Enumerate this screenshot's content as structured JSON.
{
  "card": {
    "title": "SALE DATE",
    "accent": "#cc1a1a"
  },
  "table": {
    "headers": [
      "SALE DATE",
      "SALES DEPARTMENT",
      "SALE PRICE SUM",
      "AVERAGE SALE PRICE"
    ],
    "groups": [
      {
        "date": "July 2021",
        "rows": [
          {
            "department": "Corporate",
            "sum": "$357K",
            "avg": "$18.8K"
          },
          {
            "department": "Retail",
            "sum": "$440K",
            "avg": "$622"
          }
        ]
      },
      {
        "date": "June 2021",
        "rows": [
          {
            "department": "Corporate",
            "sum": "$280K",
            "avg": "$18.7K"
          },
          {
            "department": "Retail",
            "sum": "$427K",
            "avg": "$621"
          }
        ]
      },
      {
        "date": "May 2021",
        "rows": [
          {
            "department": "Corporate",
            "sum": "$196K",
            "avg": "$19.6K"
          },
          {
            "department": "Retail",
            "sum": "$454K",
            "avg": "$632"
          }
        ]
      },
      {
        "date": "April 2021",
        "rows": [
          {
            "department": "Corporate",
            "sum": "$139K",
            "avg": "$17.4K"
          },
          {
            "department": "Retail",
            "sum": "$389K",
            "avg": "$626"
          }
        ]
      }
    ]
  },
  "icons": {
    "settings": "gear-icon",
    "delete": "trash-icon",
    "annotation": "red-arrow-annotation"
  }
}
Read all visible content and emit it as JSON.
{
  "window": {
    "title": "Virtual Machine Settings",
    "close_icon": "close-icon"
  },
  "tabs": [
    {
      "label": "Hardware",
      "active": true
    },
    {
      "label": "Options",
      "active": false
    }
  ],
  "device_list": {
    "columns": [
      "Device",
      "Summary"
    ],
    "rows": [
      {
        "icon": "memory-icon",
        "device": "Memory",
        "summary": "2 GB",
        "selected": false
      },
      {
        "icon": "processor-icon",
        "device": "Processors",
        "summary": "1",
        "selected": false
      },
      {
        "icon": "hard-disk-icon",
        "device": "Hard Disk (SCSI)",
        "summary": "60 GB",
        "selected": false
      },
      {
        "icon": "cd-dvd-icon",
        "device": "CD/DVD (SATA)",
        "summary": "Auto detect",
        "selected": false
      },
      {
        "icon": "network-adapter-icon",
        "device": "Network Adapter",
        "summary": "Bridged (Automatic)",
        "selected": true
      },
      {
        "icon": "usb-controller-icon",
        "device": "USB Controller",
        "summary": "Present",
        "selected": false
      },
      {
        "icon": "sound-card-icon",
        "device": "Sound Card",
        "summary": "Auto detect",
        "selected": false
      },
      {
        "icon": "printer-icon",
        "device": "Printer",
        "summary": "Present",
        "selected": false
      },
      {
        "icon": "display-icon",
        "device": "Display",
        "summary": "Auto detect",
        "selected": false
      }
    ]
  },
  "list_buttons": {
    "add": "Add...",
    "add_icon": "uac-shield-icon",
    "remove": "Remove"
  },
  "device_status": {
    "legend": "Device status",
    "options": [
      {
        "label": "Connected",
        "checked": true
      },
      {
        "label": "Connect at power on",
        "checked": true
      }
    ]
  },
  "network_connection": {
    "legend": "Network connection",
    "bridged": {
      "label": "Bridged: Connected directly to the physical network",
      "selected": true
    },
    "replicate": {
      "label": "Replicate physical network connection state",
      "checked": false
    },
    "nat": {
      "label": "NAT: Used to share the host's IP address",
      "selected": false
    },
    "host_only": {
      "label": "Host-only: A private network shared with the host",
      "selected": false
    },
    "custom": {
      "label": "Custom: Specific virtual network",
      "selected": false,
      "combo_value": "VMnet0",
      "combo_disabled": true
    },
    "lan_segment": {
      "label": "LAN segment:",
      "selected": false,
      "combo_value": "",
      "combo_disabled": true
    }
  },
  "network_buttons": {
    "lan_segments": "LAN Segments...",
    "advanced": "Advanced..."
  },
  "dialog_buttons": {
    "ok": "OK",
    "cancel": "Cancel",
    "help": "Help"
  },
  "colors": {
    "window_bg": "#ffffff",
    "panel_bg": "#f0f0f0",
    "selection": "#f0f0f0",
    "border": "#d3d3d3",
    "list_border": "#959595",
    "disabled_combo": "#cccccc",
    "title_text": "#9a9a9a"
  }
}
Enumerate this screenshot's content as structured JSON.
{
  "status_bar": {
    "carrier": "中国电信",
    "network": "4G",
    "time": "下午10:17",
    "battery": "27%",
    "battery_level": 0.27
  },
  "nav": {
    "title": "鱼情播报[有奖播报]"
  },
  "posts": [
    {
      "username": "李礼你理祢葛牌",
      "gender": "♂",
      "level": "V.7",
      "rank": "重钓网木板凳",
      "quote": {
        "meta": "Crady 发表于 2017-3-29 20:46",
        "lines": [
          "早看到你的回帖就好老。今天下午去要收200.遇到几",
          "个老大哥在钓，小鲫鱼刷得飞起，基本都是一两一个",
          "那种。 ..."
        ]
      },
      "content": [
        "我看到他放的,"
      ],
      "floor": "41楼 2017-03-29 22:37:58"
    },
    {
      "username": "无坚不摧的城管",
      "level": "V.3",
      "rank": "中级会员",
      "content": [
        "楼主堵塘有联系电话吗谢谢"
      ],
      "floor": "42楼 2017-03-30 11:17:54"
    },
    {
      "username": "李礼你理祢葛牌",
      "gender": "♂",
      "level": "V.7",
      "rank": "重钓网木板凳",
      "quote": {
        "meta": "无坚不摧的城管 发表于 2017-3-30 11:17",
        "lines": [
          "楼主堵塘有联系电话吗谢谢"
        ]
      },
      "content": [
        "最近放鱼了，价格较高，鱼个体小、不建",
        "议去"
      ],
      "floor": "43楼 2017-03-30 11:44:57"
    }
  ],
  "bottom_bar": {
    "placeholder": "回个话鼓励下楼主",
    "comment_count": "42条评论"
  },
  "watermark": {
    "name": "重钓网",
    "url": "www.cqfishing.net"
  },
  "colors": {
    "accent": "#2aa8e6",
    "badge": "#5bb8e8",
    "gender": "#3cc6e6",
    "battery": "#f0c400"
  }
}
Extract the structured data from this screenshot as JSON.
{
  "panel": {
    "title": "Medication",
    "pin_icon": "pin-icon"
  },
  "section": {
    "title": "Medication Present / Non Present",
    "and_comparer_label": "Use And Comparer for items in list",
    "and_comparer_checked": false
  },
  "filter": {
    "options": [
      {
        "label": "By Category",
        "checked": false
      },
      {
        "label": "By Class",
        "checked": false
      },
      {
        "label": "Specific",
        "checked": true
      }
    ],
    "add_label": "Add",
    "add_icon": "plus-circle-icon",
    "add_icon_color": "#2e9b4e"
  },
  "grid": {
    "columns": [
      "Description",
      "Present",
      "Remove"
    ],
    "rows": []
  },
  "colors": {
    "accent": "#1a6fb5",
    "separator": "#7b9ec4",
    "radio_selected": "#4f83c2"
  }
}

**Set exercise**: Each line of the listing should be copied exactly.

**Solution**:
Enumerate this screenshot's content as structured JSON.
{
  "card": {
    "title": "SALE DATE",
    "accent": "#cc1a1a"
  },
  "table": {
    "headers": [
      "SALE DATE",
      "SALES DEPARTMENT",
      "SALE PRICE SUM",
      "AVERAGE SALE PRICE"
    ],
    "groups": [
      {
        "date": "July 2021",
        "rows": [
          {
            "department": "Corporate",
            "sum": "$357K",
            "avg": "$18.8K"
          },
          {
            "department": "Retail",
            "sum": "$440K",
            "avg": "$622"
          }
        ]
      },
      {
        "date": "June 2021",
        "rows": [
          {
            "department": "Corporate",
            "sum": "$280K",
            "avg": "$18.7K"
          },
          {
            "department": "Retail",
            "sum": "$427K",
            "avg": "$621"
          }
        ]
      },
      {
        "date": "May 2021",
        "rows": [
          {
            "department": "Corporate",
            "sum": "$196K",
            "avg": "$19.6K"
          },
          {
            "department": "Retail",
            "sum": "$454K",
            "avg": "$632"
          }
        ]
      },
      {
        "date": "April 2021",
        "rows": [
          {
            "department": "Corporate",
            "sum": "$139K",
            "avg": "$17.4K"
          },
          {
            "department": "Retail",
            "sum": "$389K",
            "avg": "$626"
          }
        ]
      }
    ]
  },
  "icons": {
    "settings": "gear-icon",
    "delete": "trash-icon",
    "annotation": "red-arrow-annotation"
  }
}
Read all visible content and emit it as JSON.
{
  "window": {
    "title": "Virtual Machine Settings",
    "close_icon": "close-icon"
  },
  "tabs": [
    {
      "label": "Hardware",
      "active": true
    },
    {
      "label": "Options",
      "active": false
    }
  ],
  "device_list": {
    "columns": [
      "Device",
      "Summary"
    ],
    "rows": [
      {
        "icon": "memory-icon",
        "device": "Memory",
        "summary": "2 GB",
        "selected": false
      },
      {
        "icon": "processor-icon",
        "device": "Processors",
        "summary": "1",
        "selected": false
      },
      {
        "icon": "hard-disk-icon",
        "device": "Hard Disk (SCSI)",
        "summary": "60 GB",
        "selected": false
      },
      {
        "icon": "cd-dvd-icon",
        "device": "CD/DVD (SATA)",
        "summary": "Auto detect",
        "selected": false
      },
      {
        "icon": "network-adapter-icon",
        "device": "Network Adapter",
        "summary": "Bridged (Automatic)",
        "selected": true
      },
      {
        "icon": "usb-controller-icon",
        "device": "USB Controller",
        "summary": "Present",
        "selected": false
      },
      {
        "icon": "sound-card-icon",
        "device": "Sound Card",
        "summary": "Auto detect",
        "selected": false
      },
      {
        "icon": "printer-icon",
        "device": "Printer",
        "summary": "Present",
        "selected": false
      },
      {
        "icon": "display-icon",
        "device": "Display",
        "summary": "Auto detect",
        "selected": false
      }
    ]
  },
  "list_buttons": {
    "add": "Add...",
    "add_icon": "uac-shield-icon",
    "remove": "Remove"
  },
  "device_status": {
    "legend": "Device status",
    "options": [
      {
        "label": "Connected",
        "checked": true
      },
      {
        "label": "Connect at power on",
        "checked": true
      }
    ]
  },
  "network_connection": {
    "legend": "Network connection",
    "bridged": {
      "label": "Bridged: Connected directly to the physical network",
      "selected": true
    },
    "replicate": {
      "label": "Replicate physical network connection state",
      "checked": false
    },
    "nat": {
      "label": "NAT: Used to share the host's IP address",
      "selected": false
    },
    "host_only": {
      "label": "Host-only: A private network shared with the host",
      "selected": false
    },
    "custom": {
      "label": "Custom: Specific virtual network",
      "selected": false,
      "combo_value": "VMnet0",
      "combo_disabled": true
    },
    "lan_segment": {
      "label": "LAN segment:",
      "selected": false,
      "combo_value": "",
      "combo_disabled": true
    }
  },
  "network_buttons": {
    "lan_segments": "LAN Segments...",
    "advanced": "Advanced..."
  },
  "dialog_buttons": {
    "ok": "OK",
    "cancel": "Cancel",
    "help": "Help"
  },
  "colors": {
    "window_bg": "#ffffff",
    "panel_bg": "#f0f0f0",
    "selection": "#f0f0f0",
    "border": "#d3d3d3",
    "list_border": "#959595",
    "disabled_combo": "#cccccc",
    "title_text": "#9a9a9a"
  }
}
Enumerate this screenshot's content as structured JSON.
{
  "status_bar": {
    "carrier": "中国电信",
    "network": "4G",
    "time": "下午10:17",
    "battery": "27%",
    "battery_level": 0.27
  },
  "nav": {
    "title": "鱼情播报[有奖播报]"
  },
  "posts": [
    {
      "username": "李礼你理祢葛牌",
      "gender": "♂",
      "level": "V.7",
      "rank": "重钓网木板凳",
      "quote": {
        "meta": "Crady 发表于 2017-3-29 20:46",
        "lines": [
          "早看到你的回帖就好老。今天下午去要收200.遇到几",
          "个老大哥在钓，小鲫鱼刷得飞起，基本都是一两一个",
          "那种。 ..."
        ]
      },
      "content": [
        "我看到他放的,"
      ],
      "floor": "41楼 2017-03-29 22:37:58"
    },
    {
      "username": "无坚不摧的城管",
      "level": "V.3",
      "rank": "中级会员",
      "content": [
        "楼主堵塘有联系电话吗谢谢"
      ],
      "floor": "42楼 2017-03-30 11:17:54"
    },
    {
      "username": "李礼你理祢葛牌",
      "gender": "♂",
      "level": "V.7",
      "rank": "重钓网木板凳",
      "quote": {
        "meta": "无坚不摧的城管 发表于 2017-3-30 11:17",
        "lines": [
          "楼主堵塘有联系电话吗谢谢"
        ]
      },
      "content": [
        "最近放鱼了，价格较高，鱼个体小、不建",
        "议去"
      ],
      "floor": "43楼 2017-03-30 11:44:57"
    }
  ],
  "bottom_bar": {
    "placeholder": "回个话鼓励下楼主",
    "comment_count": "42条评论"
  },
  "watermark": {
    "name": "重钓网",
    "url": "www.cqfishing.net"
  },
  "colors": {
    "accent": "#2aa8e6",
    "badge": "#5bb8e8",
    "gender": "#3cc6e6",
    "battery": "#f0c400"
  }
}
Extract the structured data from this screenshot as JSON.
{
  "panel": {
    "title": "Medication",
    "pin_icon": "pin-icon"
  },
  "section": {
    "title": "Medication Present / Non Present",
    "and_comparer_label": "Use And Comparer for items in list",
    "and_comparer_checked": false
  },
  "filter": {
    "options": [
      {
        "label": "By Category",
        "checked": false
      },
      {
        "label": "By Class",
        "checked": false
      },
      {
        "label": "Specific",
        "checked": true
      }
    ],
    "add_label": "Add",
    "add_icon": "plus-circle-icon",
    "add_icon_color": "#2e9b4e"
  },
  "grid": {
    "columns": [
      "Description",
      "Present",
      "Remove"
    ],
    "rows": []
  },
  "colors": {
    "accent": "#1a6fb5",
    "separator": "#7b9ec4",
    "radio_selected": "#4f83c2"
  }
}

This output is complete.